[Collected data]
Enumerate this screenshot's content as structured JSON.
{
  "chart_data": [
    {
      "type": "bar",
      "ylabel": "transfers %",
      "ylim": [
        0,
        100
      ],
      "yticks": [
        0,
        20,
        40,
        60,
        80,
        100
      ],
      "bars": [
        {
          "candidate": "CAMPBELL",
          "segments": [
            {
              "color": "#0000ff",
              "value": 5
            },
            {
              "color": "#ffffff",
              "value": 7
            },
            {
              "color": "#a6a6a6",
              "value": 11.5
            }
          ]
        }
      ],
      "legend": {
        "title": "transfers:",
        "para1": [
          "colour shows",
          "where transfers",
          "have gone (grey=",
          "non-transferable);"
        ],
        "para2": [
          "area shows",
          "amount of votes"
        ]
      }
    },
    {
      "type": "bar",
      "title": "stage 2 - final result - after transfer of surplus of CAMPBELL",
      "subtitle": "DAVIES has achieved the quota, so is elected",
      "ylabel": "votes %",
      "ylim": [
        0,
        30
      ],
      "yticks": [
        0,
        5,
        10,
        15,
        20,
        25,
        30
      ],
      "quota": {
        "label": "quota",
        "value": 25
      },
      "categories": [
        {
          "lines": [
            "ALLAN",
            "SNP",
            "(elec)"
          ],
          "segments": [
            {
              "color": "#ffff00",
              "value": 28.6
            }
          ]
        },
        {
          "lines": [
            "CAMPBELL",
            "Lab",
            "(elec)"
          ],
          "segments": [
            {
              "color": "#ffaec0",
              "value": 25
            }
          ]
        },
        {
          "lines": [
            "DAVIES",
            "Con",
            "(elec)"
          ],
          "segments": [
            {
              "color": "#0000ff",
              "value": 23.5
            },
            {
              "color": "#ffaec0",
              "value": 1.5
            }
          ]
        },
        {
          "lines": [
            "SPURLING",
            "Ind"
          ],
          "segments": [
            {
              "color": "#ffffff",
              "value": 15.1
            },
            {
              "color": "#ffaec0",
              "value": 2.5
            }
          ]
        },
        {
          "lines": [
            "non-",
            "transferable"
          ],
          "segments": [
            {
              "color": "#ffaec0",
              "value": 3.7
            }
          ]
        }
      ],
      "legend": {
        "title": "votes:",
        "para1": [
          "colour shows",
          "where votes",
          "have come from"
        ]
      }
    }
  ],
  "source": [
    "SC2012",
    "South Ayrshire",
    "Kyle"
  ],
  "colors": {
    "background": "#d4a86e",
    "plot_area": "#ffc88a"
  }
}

* WHAT THE TASK ASKS *
Work out how many lines in the entries hold the string "transfers". Your answer should consist solely of that number.

* PROBLEM SOLUTION *
3